WORK REQUIRED. Reproduce every row below word for word, but leave out the pictures.

STORED RECORDS.
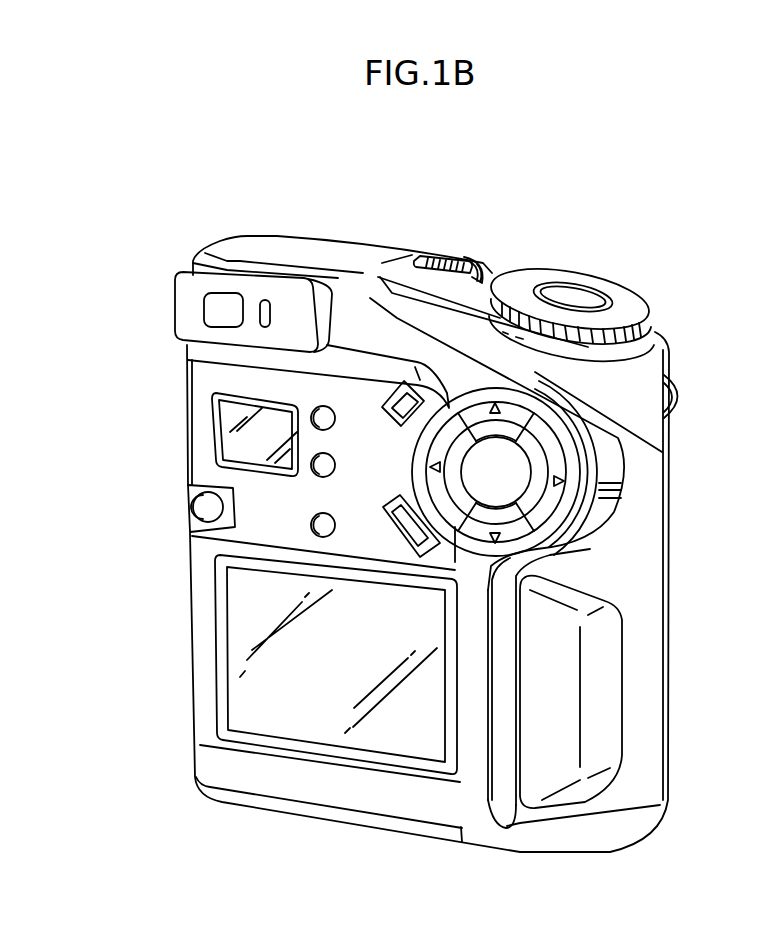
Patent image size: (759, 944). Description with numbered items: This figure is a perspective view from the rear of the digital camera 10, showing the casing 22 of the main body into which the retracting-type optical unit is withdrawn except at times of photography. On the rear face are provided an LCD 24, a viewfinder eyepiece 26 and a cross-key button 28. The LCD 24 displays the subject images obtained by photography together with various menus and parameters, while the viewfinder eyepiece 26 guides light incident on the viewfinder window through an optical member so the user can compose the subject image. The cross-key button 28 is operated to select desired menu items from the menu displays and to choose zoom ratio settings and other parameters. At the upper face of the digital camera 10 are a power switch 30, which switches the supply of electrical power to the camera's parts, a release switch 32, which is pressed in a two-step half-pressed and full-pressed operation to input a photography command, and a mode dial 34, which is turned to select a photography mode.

The digital camera 10 is at (449, 196).
The casing 22 is at (637, 592).
The LCD 24 is at (260, 608).
The viewfinder eyepiece 26 is at (227, 316).
The cross-key button 28 is at (507, 467).
The power switch 30 is at (470, 258).
The release switch 32 is at (580, 296).
The mode dial 34 is at (627, 308).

RESPONSE TO THIS TASK.
Patent image size: (759, 944). Description with numbered items: This figure is a perspective view from the rear of the digital camera 10, showing the casing 22 of the main body into which the retracting-type optical unit is withdrawn except at times of photography. On the rear face are provided an LCD 24, a viewfinder eyepiece 26 and a cross-key button 28. The LCD 24 displays the subject images obtained by photography together with various menus and parameters, while the viewfinder eyepiece 26 guides light incident on the viewfinder window through an optical member so the user can compose the subject image. The cross-key button 28 is operated to select desired menu items from the menu displays and to choose zoom ratio settings and other parameters. At the upper face of the digital camera 10 are a power switch 30, which switches the supply of electrical power to the camera's parts, a release switch 32, which is pressed in a two-step half-pressed and full-pressed operation to input a photography command, and a mode dial 34, which is turned to select a photography mode.

The digital camera 10 is at (449, 196).
The casing 22 is at (637, 592).
The LCD 24 is at (260, 608).
The viewfinder eyepiece 26 is at (227, 316).
The cross-key button 28 is at (507, 467).
The power switch 30 is at (470, 258).
The release switch 32 is at (580, 296).
The mode dial 34 is at (627, 308).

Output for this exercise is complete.